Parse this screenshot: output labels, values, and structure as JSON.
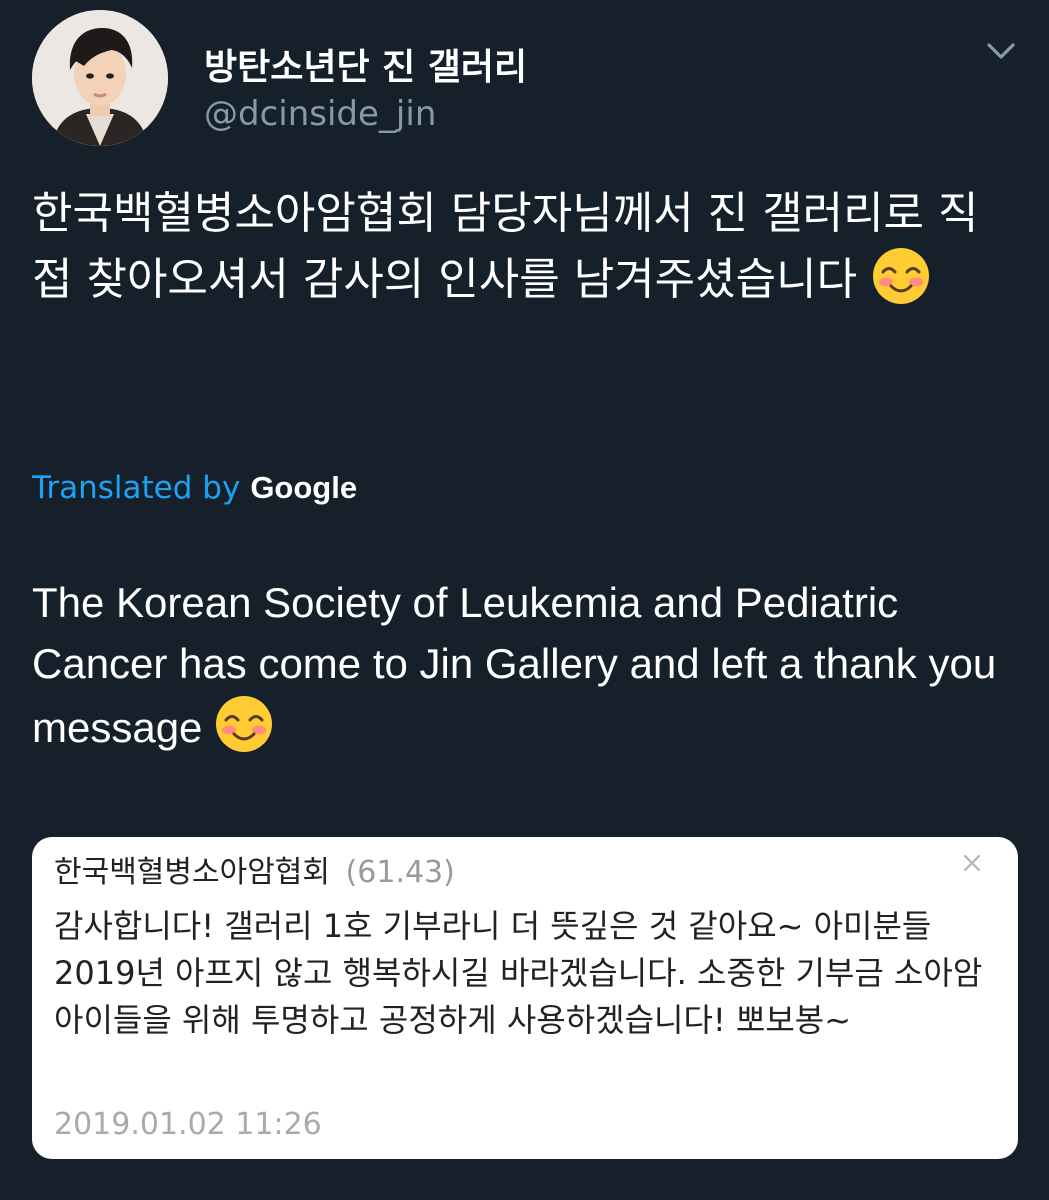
{
  "tweet": {
    "display_name": "방탄소년단 진 갤러리",
    "handle": "@dcinside_jin",
    "text": "한국백혈병소아암협회 담당자님께서 진 갤러리로 직접 찾아오셔서 감사의 인사를 남겨주셨습니다",
    "emoji": "smiling-face-with-blushing-eyes",
    "translated_by_label": "Translated by",
    "translator_brand": "Google",
    "translation": "The Korean Society of Leukemia and Pediatric Cancer has come to Jin Gallery and left a thank you message"
  },
  "quoted_comment": {
    "author": "한국백혈병소아암협회",
    "ip": "(61.43)",
    "body": "감사합니다! 갤러리 1호 기부라니 더 뜻깊은 것 같아요~ 아미분들 2019년 아프지 않고 행복하시길 바라겠습니다. 소중한 기부금 소아암 아이들을 위해 투명하고 공정하게 사용하겠습니다!  뽀보봉~",
    "timestamp": "2019.01.02 11:26"
  },
  "colors": {
    "background": "#15202b",
    "link_blue": "#1da1f2",
    "secondary_text": "#8899a6"
  }
}
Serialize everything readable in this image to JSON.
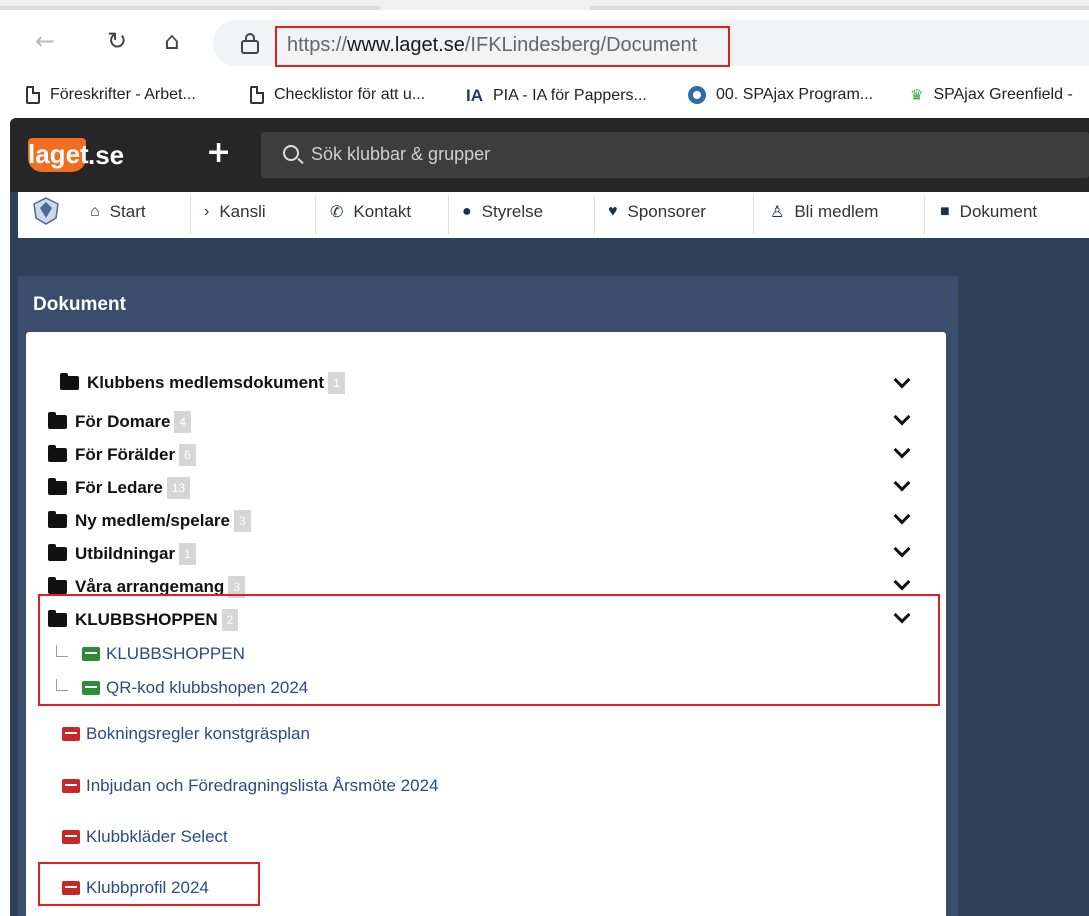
{
  "browser": {
    "url_prefix": "https://",
    "url_domain": "www.laget.se",
    "url_path": "/IFKLindesberg/Document"
  },
  "bookmarks": [
    {
      "label": "Föreskrifter - Arbet...",
      "icon": "document-icon"
    },
    {
      "label": "Checklistor för att u...",
      "icon": "document-icon"
    },
    {
      "label": "PIA - IA för Pappers...",
      "icon": "ia-logo-icon"
    },
    {
      "label": "00. SPAjax Program...",
      "icon": "q-logo-icon"
    },
    {
      "label": "SPAjax Greenfield -",
      "icon": "crown-icon"
    }
  ],
  "app": {
    "logo_prefix": "laget",
    "logo_suffix": ".se",
    "search_placeholder": "Sök klubbar & grupper"
  },
  "club_nav": [
    {
      "label": "Start",
      "icon": "home-icon"
    },
    {
      "label": "Kansli",
      "icon": "chevron-right-icon"
    },
    {
      "label": "Kontakt",
      "icon": "phone-icon"
    },
    {
      "label": "Styrelse",
      "icon": "user-icon"
    },
    {
      "label": "Sponsorer",
      "icon": "heart-icon"
    },
    {
      "label": "Bli medlem",
      "icon": "person-icon"
    },
    {
      "label": "Dokument",
      "icon": "file-icon"
    }
  ],
  "documents": {
    "title": "Dokument",
    "folders": [
      {
        "name": "Klubbens medlemsdokument",
        "count": "1"
      },
      {
        "name": "För Domare",
        "count": "4"
      },
      {
        "name": "För Förälder",
        "count": "6"
      },
      {
        "name": "För Ledare",
        "count": "13"
      },
      {
        "name": "Ny medlem/spelare",
        "count": "3"
      },
      {
        "name": "Utbildningar",
        "count": "1"
      },
      {
        "name": "Våra arrangemang",
        "count": "3"
      },
      {
        "name": "KLUBBSHOPPEN",
        "count": "2"
      }
    ],
    "klubbshoppen_files": [
      "KLUBBSHOPPEN",
      "QR-kod klubbshopen 2024"
    ],
    "files": [
      "Bokningsregler konstgräsplan",
      "Inbjudan och Föredragningslista Årsmöte 2024",
      "Klubbkläder Select",
      "Klubbprofil 2024"
    ]
  },
  "colors": {
    "accent": "#f26f21",
    "highlight": "#e02020",
    "link": "#2a4c82",
    "topbar": "#262626",
    "background": "#2f405a"
  }
}
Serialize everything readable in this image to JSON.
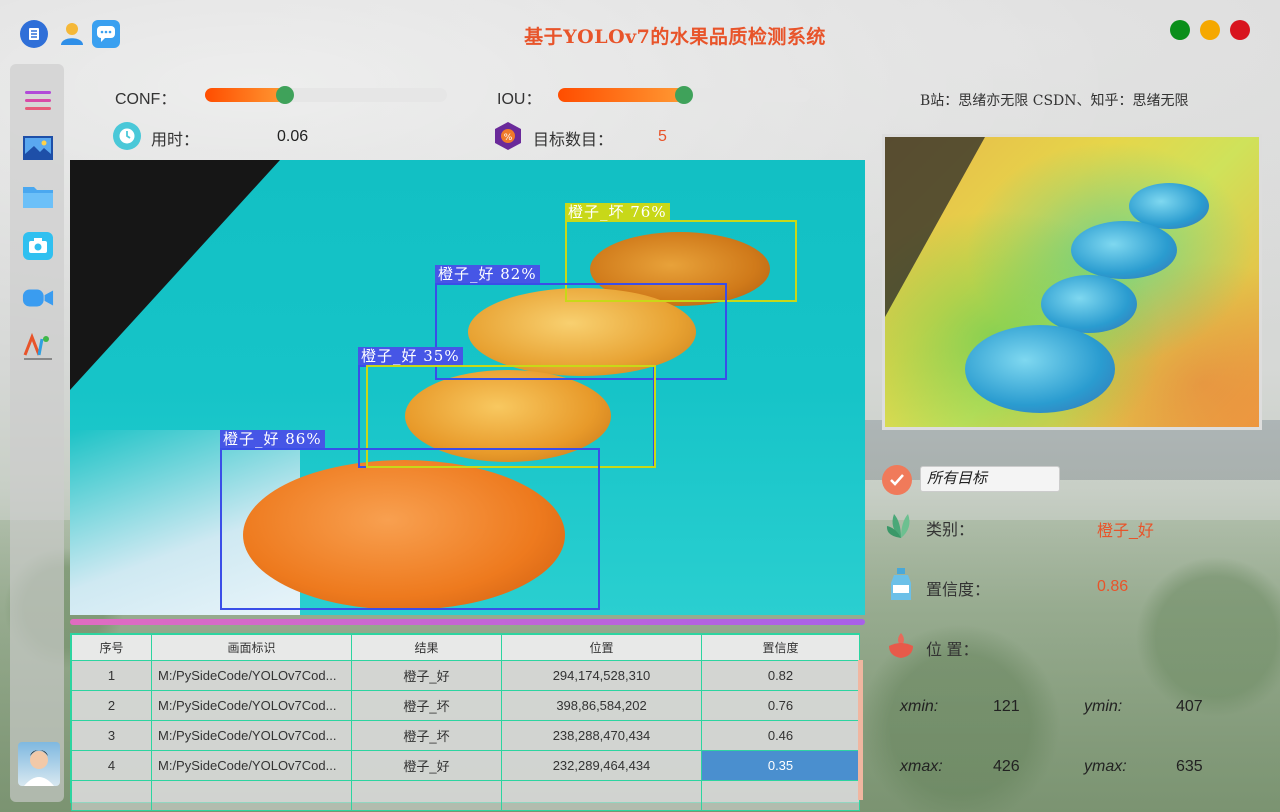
{
  "app": {
    "title": "基于YOLOv7的水果品质检测系统",
    "credit": "B站：思绪亦无限 CSDN、知乎：思绪无限"
  },
  "window_controls": {
    "colors": [
      "#0a8f1a",
      "#f5a800",
      "#d8141e"
    ]
  },
  "topbar_icons": [
    "app-logo-icon",
    "user-icon",
    "chat-icon"
  ],
  "sidebar": {
    "items": [
      {
        "icon": "menu-icon"
      },
      {
        "icon": "image-icon"
      },
      {
        "icon": "folder-icon"
      },
      {
        "icon": "camera-icon"
      },
      {
        "icon": "video-icon"
      },
      {
        "icon": "ai-logo-icon"
      }
    ]
  },
  "controls": {
    "conf_label": "CONF：",
    "conf_value": 0.33,
    "iou_label": "IOU：",
    "iou_value": 0.5,
    "time_label": "用时：",
    "time_value": "0.06",
    "count_label": "目标数目：",
    "count_value": "5"
  },
  "detections": [
    {
      "label": "橙子_坏 76%",
      "color": "#c8d818"
    },
    {
      "label": "橙子_好 82%",
      "color": "#3a4ee8"
    },
    {
      "label": "橙子_好 35%",
      "color": "#3a4ee8"
    },
    {
      "label": "橙子_好 86%",
      "color": "#3a4ee8"
    }
  ],
  "table": {
    "headers": [
      "序号",
      "画面标识",
      "结果",
      "位置",
      "置信度"
    ],
    "rows": [
      {
        "idx": "1",
        "src": "M:/PySideCode/YOLOv7Cod...",
        "result": "橙子_好",
        "pos": "294,174,528,310",
        "conf": "0.82"
      },
      {
        "idx": "2",
        "src": "M:/PySideCode/YOLOv7Cod...",
        "result": "橙子_坏",
        "pos": "398,86,584,202",
        "conf": "0.76"
      },
      {
        "idx": "3",
        "src": "M:/PySideCode/YOLOv7Cod...",
        "result": "橙子_坏",
        "pos": "238,288,470,434",
        "conf": "0.46"
      },
      {
        "idx": "4",
        "src": "M:/PySideCode/YOLOv7Cod...",
        "result": "橙子_好",
        "pos": "232,289,464,434",
        "conf": "0.35"
      }
    ],
    "selected_row": 3
  },
  "details": {
    "target_select": "所有目标",
    "class_label": "类别：",
    "class_value": "橙子_好",
    "conf_label": "置信度：",
    "conf_value": "0.86",
    "pos_label": "位 置：",
    "xmin_label": "xmin:",
    "xmin": "121",
    "ymin_label": "ymin:",
    "ymin": "407",
    "xmax_label": "xmax:",
    "xmax": "426",
    "ymax_label": "ymax:",
    "ymax": "635"
  },
  "colors": {
    "accent": "#e8542a",
    "slider_handle": "#3fa25a",
    "table_border": "#2dd4a0",
    "selection": "#4a8fcf"
  }
}
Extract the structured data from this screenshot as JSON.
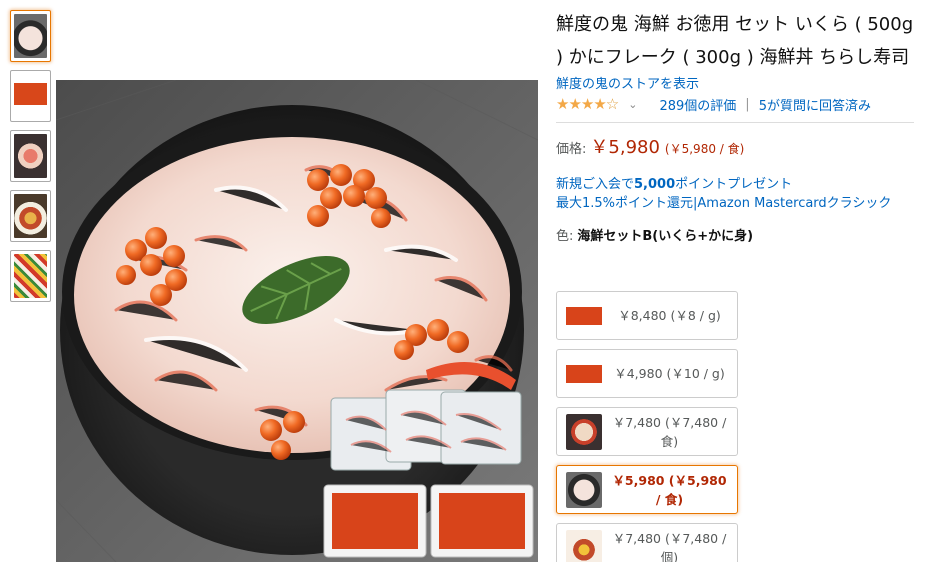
{
  "product": {
    "title": "鮮度の鬼 海鮮 お徳用 セット いくら ( 500g ) かにフレーク ( 300g ) 海鮮丼 ちらし寿司",
    "store_link": "鮮度の鬼のストアを表示",
    "rating": {
      "stars_filled": "★★★★",
      "stars_empty": "☆",
      "caret": "⌄",
      "count_label": "289個の評価",
      "separator": "|",
      "qa_label": "5が質問に回答済み"
    },
    "price": {
      "label": "価格:",
      "value": "￥5,980",
      "unit": "(￥5,980 / 食)"
    },
    "promo": {
      "line1_prefix": "新規ご入会で",
      "line1_bold": "5,000",
      "line1_suffix": "ポイントプレゼント",
      "line2": "最大1.5%ポイント還元|Amazon Mastercardクラシック"
    },
    "color": {
      "label": "色:",
      "value": "海鮮セットB(いくら+かに身)"
    }
  },
  "thumbnails": [
    {
      "icon": "crab-ikura-bowl-thumb"
    },
    {
      "icon": "ikura-tray-thumb"
    },
    {
      "icon": "sashimi-bowl-thumb"
    },
    {
      "icon": "seafood-bowl-thumb"
    },
    {
      "icon": "chirashi-thumb"
    }
  ],
  "variants": [
    {
      "line1": "￥8,480 (￥8 / g)",
      "line2": "",
      "selected": false
    },
    {
      "line1": "￥4,980 (￥10 / g)",
      "line2": "",
      "selected": false
    },
    {
      "line1": "￥7,480 (￥7,480 /",
      "line2": "食)",
      "selected": false
    },
    {
      "line1": "￥5,980 (￥5,980",
      "line2": "/ 食)",
      "selected": true
    },
    {
      "line1": "￥7,480 (￥7,480 /",
      "line2": "個)",
      "selected": false
    }
  ],
  "colors": {
    "link": "#0066c0",
    "price": "#b12704",
    "star": "#f3a847",
    "selected_border": "#e77600"
  }
}
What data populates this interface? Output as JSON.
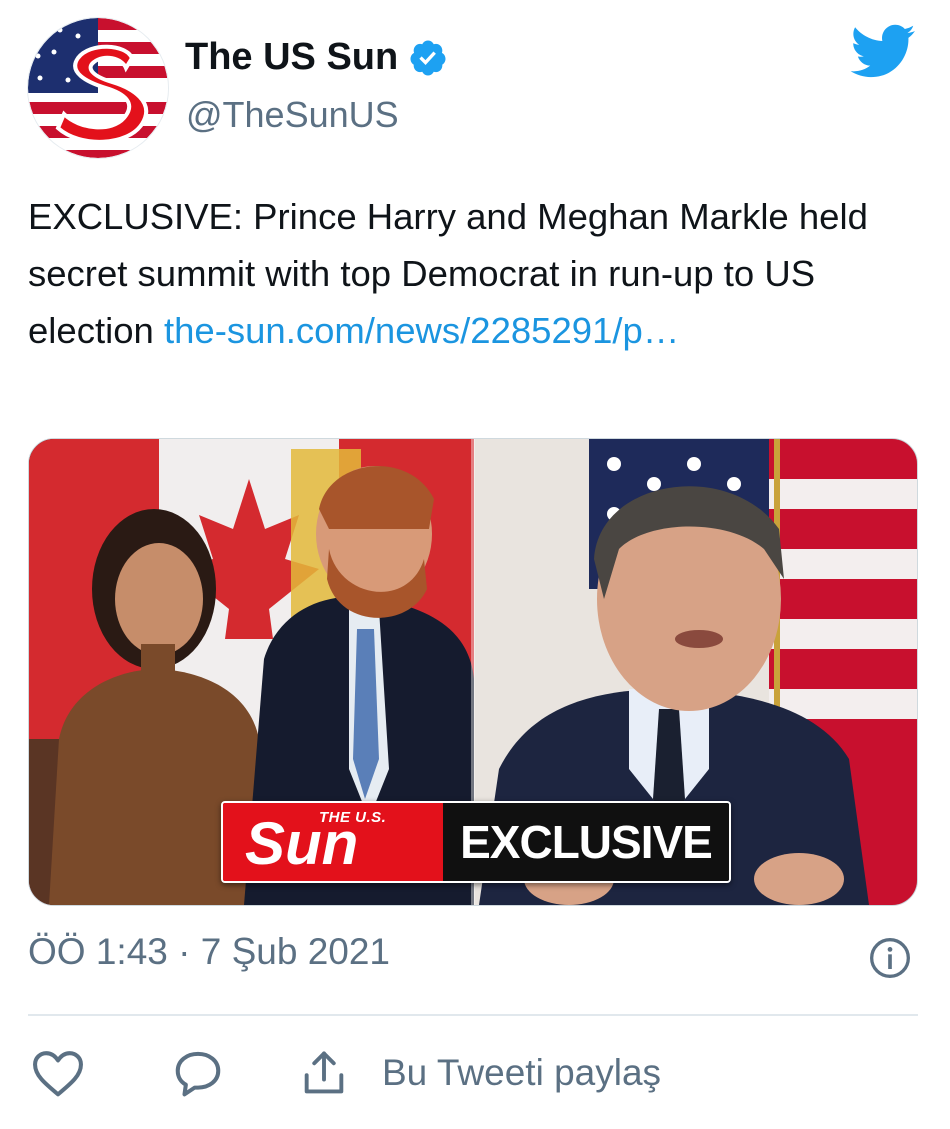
{
  "tweet": {
    "display_name": "The US Sun",
    "handle": "@TheSunUS",
    "verified": true,
    "text": "EXCLUSIVE: Prince Harry and Meghan Markle held secret summit with top Democrat in run-up to US election ",
    "link_text": "the-sun.com/news/2285291/p…",
    "timestamp": "ÖÖ 1:43 · 7 Şub 2021"
  },
  "media": {
    "banner_small": "THE U.S.",
    "banner_brand": "Sun",
    "banner_label": "EXCLUSIVE"
  },
  "actions": {
    "share_label": "Bu Tweeti paylaş"
  },
  "icons": {
    "verified": "verified-badge-icon",
    "platform": "twitter-bird-icon",
    "info": "info-icon",
    "like": "heart-icon",
    "reply": "reply-icon",
    "share": "share-icon"
  },
  "colors": {
    "accent": "#1da1f2",
    "link": "#1b95e0",
    "secondary_text": "#5b7083",
    "sun_red": "#e3111b"
  }
}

==========

* YOUR TASK:
Take each line of the material that contains the word "SPAjax" and list it.

* CORRECT ANSWER:
      "label": "00. SPAjax Program...",
      "label": "SPAjax Greenfield -",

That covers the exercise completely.